(Your task): Exactly repeat the material, dropping every picture from the copy.

(Collected data entries):
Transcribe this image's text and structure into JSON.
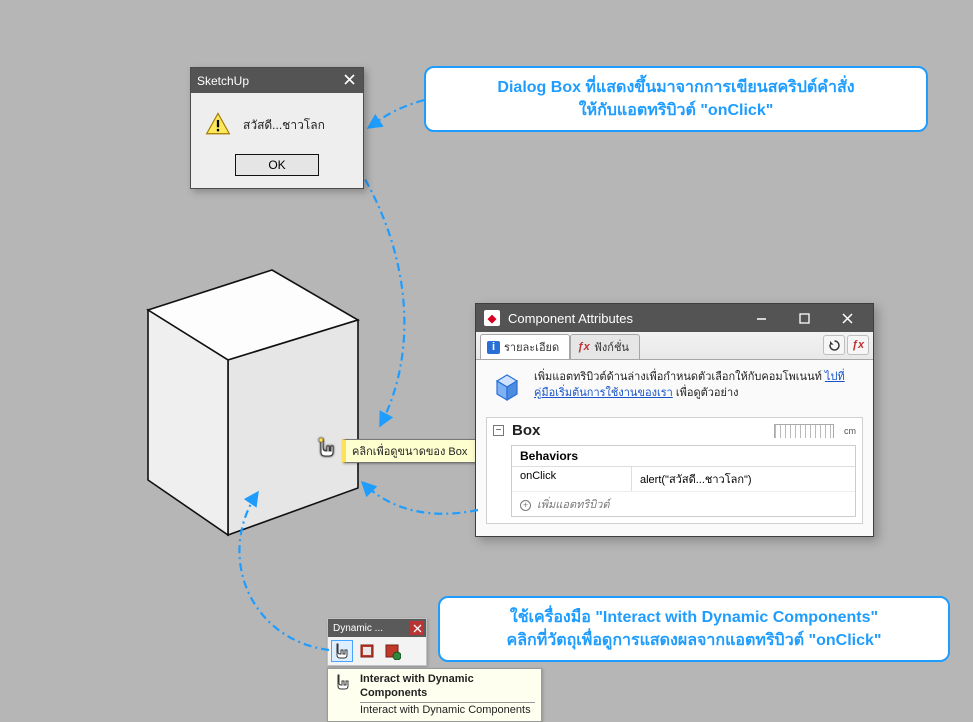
{
  "alert": {
    "title": "SketchUp",
    "message": "สวัสดี...ชาวโลก",
    "ok": "OK"
  },
  "callout_top": {
    "line1": "Dialog Box ที่แสดงขึ้นมาจากการเขียนสคริปต์คำสั่ง",
    "line2": "ให้กับแอตทริบิวต์ \"onClick\""
  },
  "callout_bot": {
    "line1": "ใช้เครื่องมือ \"Interact with Dynamic Components\"",
    "line2": "คลิกที่วัตถุเพื่อดูการแสดงผลจากแอตทริบิวต์ \"onClick\""
  },
  "cursor_tooltip": "คลิกเพื่อดูขนาดของ Box",
  "ca": {
    "title": "Component Attributes",
    "tab_info": "รายละเอียด",
    "tab_fx": "ฟังก์ชั่น",
    "intro_prefix": "เพิ่มแอตทริบิวต์ด้านล่างเพื่อกำหนดตัวเลือกให้กับคอมโพเนนท์ ",
    "intro_link": "ไปที่คู่มือเริ่มต้นการใช้งานของเรา",
    "intro_suffix": " เพื่อดูตัวอย่าง",
    "box_name": "Box",
    "unit": "cm",
    "behaviors": "Behaviors",
    "attr_name": "onClick",
    "attr_value": "alert(\"สวัสดี...ชาวโลก\")",
    "add_attr": "เพิ่มแอตทริบิวต์"
  },
  "dyn": {
    "title": "Dynamic ...",
    "tip_title": "Interact with Dynamic Components",
    "tip_sub": "Interact with Dynamic Components"
  }
}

(Completed task):
Transcribe this image's text and structure into JSON.
{
  "alert": {
    "title": "SketchUp",
    "message": "สวัสดี...ชาวโลก",
    "ok": "OK"
  },
  "callout_top": {
    "line1": "Dialog Box ที่แสดงขึ้นมาจากการเขียนสคริปต์คำสั่ง",
    "line2": "ให้กับแอตทริบิวต์ \"onClick\""
  },
  "callout_bot": {
    "line1": "ใช้เครื่องมือ \"Interact with Dynamic Components\"",
    "line2": "คลิกที่วัตถุเพื่อดูการแสดงผลจากแอตทริบิวต์ \"onClick\""
  },
  "cursor_tooltip": "คลิกเพื่อดูขนาดของ Box",
  "ca": {
    "title": "Component Attributes",
    "tab_info": "รายละเอียด",
    "tab_fx": "ฟังก์ชั่น",
    "intro_prefix": "เพิ่มแอตทริบิวต์ด้านล่างเพื่อกำหนดตัวเลือกให้กับคอมโพเนนท์ ",
    "intro_link": "ไปที่คู่มือเริ่มต้นการใช้งานของเรา",
    "intro_suffix": " เพื่อดูตัวอย่าง",
    "box_name": "Box",
    "unit": "cm",
    "behaviors": "Behaviors",
    "attr_name": "onClick",
    "attr_value": "alert(\"สวัสดี...ชาวโลก\")",
    "add_attr": "เพิ่มแอตทริบิวต์"
  },
  "dyn": {
    "title": "Dynamic ...",
    "tip_title": "Interact with Dynamic Components",
    "tip_sub": "Interact with Dynamic Components"
  }
}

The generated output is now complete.